RECORDS FOR THE EXERCISE

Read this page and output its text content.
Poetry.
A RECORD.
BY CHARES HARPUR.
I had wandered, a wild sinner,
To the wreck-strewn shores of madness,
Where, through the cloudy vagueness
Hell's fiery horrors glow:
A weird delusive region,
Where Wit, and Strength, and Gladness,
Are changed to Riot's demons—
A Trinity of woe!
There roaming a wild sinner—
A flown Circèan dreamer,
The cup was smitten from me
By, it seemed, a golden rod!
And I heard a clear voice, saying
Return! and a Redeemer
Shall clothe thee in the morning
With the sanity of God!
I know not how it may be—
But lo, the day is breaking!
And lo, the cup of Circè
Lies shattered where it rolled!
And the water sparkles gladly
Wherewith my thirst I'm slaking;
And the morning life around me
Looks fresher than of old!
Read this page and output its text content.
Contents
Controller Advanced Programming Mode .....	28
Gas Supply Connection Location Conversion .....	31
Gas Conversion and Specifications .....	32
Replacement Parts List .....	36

GIVEN TASK
Please reproduce the entire listing, exactly as shown.

EXERCISE RESPONSE
Read this page and output its text content.
Poetry.
A RECORD.
BY CHARES HARPUR.
I had wandered, a wild sinner,
To the wreck-strewn shores of madness,
Where, through the cloudy vagueness
Hell's fiery horrors glow:
A weird delusive region,
Where Wit, and Strength, and Gladness,
Are changed to Riot's demons—
A Trinity of woe!
There roaming a wild sinner—
A flown Circèan dreamer,
The cup was smitten from me
By, it seemed, a golden rod!
And I heard a clear voice, saying
Return! and a Redeemer
Shall clothe thee in the morning
With the sanity of God!
I know not how it may be—
But lo, the day is breaking!
And lo, the cup of Circè
Lies shattered where it rolled!
And the water sparkles gladly
Wherewith my thirst I'm slaking;
And the morning life around me
Looks fresher than of old!
Read this page and output its text content.
Contents
Controller Advanced Programming Mode .....	28
Gas Supply Connection Location Conversion .....	31
Gas Conversion and Specifications .....	32
Replacement Parts List .....	36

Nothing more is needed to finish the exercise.